Data records>
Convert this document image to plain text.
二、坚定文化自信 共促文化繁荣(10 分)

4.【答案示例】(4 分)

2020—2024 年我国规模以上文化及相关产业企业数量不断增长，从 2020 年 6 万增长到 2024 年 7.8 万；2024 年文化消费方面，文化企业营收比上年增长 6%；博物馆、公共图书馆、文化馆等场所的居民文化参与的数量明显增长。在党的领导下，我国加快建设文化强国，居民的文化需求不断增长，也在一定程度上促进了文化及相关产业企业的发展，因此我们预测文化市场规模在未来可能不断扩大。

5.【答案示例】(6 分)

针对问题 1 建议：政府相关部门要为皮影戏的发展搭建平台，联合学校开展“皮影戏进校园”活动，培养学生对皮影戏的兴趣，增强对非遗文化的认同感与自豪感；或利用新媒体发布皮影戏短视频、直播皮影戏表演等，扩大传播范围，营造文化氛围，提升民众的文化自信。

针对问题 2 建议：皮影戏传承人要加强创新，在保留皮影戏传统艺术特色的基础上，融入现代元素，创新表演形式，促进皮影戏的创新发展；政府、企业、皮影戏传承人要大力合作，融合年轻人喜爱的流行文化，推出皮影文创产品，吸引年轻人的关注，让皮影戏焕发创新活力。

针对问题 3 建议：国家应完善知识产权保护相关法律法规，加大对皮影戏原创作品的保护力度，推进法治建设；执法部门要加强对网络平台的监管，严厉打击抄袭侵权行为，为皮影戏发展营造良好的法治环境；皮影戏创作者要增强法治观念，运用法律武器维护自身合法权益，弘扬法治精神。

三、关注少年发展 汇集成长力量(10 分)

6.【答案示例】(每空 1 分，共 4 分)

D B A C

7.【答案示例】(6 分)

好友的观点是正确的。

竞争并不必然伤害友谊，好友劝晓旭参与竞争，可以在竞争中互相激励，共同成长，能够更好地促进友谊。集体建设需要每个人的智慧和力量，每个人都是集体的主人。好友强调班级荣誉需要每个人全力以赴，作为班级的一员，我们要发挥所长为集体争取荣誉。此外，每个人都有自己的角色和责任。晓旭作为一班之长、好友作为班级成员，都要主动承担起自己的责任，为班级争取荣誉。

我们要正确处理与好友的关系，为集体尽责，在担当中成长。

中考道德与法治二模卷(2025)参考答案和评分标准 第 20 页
--
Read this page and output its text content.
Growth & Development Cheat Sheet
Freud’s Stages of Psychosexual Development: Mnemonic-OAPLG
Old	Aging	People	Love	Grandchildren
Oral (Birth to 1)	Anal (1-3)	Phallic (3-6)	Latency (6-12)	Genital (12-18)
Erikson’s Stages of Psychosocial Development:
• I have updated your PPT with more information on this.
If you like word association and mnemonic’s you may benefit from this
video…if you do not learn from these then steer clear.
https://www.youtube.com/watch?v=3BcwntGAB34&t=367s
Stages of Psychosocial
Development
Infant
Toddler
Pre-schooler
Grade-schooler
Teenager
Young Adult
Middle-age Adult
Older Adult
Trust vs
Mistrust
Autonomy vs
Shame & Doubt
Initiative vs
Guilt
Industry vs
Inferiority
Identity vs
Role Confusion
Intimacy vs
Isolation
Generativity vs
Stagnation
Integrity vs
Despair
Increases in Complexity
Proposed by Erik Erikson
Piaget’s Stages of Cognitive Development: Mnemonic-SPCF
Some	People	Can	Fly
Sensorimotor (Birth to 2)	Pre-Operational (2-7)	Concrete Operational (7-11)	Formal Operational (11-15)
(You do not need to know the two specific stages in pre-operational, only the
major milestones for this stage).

Problem to work on> Review the preceding data and report every line that includes the string "答案示例".

Reply to the task>
4.【答案示例】(4 分)
5.【答案示例】(6 分)
6.【答案示例】(每空 1 分，共 4 分)
7.【答案示例】(6 分)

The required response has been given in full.